Work to be completed =
Only the number is wanted: count the lines that contain "title".
____
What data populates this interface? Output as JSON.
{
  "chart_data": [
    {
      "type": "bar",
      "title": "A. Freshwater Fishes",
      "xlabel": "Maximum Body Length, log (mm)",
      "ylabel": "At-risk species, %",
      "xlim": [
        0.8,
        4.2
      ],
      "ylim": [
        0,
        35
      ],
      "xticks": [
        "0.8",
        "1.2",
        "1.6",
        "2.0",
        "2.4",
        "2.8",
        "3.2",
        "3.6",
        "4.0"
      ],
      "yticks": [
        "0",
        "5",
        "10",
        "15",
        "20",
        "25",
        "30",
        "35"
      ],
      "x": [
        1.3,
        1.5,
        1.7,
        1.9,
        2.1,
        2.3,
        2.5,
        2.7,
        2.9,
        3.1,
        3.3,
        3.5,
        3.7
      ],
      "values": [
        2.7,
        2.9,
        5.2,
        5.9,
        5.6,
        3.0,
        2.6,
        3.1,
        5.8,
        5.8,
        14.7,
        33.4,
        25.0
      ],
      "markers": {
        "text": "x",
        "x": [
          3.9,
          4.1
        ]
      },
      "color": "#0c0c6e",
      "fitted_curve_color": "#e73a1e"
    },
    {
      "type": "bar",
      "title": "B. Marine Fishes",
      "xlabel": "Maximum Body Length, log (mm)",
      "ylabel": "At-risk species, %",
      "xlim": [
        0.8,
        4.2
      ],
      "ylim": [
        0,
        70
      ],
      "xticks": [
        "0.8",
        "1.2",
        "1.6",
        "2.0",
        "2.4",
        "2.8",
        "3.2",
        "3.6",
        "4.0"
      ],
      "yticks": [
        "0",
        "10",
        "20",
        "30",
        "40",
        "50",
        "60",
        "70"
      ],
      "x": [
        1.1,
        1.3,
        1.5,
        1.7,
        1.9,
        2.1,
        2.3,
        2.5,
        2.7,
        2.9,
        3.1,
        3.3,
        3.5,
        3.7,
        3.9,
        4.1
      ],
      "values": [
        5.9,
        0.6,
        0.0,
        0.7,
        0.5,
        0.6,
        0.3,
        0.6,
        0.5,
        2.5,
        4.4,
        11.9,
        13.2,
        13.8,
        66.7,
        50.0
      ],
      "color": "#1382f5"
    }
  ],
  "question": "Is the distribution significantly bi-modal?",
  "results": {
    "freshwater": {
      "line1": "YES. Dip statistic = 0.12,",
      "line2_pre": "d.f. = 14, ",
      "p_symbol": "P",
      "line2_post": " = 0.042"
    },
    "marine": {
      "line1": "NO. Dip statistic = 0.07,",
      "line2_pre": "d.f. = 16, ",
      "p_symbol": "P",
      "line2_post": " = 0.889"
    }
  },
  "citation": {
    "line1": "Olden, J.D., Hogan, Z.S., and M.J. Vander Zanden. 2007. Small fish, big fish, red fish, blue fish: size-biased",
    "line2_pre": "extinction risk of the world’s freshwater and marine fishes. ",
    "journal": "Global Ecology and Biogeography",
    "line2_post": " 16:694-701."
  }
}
____
Output for this task =
2